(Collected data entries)

<<<<

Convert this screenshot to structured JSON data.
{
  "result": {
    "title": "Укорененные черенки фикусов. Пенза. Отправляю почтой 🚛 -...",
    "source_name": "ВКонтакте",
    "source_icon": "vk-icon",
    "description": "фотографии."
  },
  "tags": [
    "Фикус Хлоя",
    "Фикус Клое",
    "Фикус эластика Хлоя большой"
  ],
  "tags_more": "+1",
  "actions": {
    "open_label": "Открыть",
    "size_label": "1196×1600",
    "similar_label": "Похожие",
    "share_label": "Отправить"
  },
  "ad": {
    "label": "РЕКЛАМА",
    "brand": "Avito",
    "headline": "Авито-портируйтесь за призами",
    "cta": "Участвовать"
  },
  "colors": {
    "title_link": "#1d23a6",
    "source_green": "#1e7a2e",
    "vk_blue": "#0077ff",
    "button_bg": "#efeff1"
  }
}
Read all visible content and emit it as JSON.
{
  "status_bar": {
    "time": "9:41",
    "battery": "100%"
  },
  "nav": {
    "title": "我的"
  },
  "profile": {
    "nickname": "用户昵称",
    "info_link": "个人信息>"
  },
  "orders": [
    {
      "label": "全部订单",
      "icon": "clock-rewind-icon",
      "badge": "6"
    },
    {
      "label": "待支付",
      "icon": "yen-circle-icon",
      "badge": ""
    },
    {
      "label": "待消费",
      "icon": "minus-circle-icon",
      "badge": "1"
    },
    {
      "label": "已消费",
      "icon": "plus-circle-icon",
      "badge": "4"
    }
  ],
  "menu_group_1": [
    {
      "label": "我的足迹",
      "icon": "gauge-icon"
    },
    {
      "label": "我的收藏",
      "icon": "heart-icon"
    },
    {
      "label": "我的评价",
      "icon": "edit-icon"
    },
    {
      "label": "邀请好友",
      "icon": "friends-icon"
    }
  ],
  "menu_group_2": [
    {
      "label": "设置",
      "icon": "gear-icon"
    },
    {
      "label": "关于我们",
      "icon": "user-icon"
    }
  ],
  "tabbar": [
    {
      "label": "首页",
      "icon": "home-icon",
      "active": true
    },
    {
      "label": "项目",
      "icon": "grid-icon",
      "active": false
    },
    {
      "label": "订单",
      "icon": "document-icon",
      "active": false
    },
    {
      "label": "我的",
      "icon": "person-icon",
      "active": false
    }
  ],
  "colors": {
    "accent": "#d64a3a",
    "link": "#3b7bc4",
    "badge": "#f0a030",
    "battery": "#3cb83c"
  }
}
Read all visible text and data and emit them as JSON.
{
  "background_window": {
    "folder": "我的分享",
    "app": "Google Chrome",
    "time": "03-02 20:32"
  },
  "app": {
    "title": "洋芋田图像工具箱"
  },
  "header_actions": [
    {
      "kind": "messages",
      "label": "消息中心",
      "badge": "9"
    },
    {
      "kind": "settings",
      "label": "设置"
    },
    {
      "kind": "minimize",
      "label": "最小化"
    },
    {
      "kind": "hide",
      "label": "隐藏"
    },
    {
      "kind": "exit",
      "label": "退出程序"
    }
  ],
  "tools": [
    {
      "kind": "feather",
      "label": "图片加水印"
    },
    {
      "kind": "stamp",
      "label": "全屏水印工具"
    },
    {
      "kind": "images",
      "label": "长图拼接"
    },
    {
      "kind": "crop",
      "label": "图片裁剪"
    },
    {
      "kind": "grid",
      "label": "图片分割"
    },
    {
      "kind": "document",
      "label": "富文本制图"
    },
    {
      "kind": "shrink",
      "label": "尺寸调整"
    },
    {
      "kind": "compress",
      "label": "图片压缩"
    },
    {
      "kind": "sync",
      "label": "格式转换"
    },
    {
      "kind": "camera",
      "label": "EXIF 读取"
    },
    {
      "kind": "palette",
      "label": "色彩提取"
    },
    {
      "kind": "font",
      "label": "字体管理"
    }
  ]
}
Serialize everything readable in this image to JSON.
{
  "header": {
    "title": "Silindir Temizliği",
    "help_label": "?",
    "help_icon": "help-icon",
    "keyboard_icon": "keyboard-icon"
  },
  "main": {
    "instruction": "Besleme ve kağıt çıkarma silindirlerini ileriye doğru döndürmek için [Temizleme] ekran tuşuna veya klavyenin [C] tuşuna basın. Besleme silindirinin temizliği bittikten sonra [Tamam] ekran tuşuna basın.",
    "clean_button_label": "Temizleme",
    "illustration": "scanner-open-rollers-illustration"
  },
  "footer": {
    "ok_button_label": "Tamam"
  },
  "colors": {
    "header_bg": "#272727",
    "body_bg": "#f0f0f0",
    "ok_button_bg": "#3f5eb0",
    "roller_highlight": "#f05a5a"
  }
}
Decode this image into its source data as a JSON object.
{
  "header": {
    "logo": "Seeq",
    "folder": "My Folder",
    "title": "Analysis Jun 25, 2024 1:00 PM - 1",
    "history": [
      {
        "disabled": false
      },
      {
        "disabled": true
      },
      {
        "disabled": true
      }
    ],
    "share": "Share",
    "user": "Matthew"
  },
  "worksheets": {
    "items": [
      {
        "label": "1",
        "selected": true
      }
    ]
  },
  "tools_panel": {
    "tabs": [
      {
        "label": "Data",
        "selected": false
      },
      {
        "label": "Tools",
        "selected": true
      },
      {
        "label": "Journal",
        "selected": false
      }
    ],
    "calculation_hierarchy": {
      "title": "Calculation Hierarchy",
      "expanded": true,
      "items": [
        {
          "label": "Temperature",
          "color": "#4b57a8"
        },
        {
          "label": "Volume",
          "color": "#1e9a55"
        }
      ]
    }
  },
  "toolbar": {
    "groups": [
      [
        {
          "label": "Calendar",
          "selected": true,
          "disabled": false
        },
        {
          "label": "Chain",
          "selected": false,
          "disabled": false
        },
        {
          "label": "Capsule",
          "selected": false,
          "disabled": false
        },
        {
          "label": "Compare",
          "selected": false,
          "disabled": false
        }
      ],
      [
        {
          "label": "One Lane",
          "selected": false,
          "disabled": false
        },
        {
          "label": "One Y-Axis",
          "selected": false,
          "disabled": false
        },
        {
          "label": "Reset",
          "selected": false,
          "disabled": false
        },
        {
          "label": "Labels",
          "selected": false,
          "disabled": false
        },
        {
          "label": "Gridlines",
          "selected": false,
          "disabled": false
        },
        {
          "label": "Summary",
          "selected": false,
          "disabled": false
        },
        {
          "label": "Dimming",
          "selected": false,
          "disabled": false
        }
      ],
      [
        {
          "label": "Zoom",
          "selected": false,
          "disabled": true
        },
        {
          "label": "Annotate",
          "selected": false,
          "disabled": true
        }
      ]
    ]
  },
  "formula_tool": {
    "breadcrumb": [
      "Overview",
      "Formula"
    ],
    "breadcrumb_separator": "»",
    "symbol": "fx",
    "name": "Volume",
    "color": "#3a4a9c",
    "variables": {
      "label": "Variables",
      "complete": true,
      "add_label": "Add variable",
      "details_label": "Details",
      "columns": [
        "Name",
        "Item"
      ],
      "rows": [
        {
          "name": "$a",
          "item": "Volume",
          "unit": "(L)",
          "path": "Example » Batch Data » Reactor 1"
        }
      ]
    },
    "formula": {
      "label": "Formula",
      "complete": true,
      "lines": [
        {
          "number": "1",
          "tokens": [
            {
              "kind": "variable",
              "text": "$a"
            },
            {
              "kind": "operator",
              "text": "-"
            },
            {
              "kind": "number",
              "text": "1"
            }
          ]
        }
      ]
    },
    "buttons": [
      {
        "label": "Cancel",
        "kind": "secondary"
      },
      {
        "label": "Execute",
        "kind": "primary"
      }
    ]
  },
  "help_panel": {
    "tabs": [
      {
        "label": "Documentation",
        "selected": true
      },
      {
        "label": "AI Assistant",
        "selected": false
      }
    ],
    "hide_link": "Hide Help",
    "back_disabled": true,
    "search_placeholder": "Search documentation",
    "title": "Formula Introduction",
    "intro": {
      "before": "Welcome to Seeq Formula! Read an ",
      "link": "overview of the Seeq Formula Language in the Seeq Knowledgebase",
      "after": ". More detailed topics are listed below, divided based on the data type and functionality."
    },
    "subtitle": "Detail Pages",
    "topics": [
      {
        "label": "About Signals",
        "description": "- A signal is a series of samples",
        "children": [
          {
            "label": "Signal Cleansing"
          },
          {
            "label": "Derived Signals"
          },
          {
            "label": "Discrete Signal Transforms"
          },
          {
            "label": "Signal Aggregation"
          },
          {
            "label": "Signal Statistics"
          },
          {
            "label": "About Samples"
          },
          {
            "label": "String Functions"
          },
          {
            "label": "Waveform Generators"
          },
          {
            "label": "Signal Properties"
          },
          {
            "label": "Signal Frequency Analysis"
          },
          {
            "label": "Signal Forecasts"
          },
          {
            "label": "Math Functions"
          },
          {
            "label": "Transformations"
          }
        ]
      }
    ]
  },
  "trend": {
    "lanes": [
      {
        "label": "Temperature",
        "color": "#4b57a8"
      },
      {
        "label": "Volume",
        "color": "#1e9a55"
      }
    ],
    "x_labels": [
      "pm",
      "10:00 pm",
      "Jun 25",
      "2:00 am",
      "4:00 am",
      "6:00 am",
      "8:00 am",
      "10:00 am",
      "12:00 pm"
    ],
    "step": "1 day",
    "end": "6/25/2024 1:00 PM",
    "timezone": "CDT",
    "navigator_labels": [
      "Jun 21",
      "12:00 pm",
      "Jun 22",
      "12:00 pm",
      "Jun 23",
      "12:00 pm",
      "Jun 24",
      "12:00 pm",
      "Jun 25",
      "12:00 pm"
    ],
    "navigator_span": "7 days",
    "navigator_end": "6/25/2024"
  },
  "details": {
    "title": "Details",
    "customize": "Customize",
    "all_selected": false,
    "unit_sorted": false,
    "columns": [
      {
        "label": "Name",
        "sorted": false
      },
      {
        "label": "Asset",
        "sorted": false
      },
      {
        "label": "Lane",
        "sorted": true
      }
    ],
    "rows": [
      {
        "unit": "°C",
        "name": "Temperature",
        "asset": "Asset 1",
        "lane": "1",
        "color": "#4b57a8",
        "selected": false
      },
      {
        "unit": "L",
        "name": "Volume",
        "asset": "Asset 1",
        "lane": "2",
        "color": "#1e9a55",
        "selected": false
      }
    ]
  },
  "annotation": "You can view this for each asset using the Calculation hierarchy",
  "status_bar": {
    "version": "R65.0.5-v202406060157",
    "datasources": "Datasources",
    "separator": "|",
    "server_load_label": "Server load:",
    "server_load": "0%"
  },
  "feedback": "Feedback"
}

>>>>

▶ EXERCISE INSTRUCTIONS:
Count the lines of the material that include the word "topics", then state only the total.

▶ ANSWER IN FULL:
2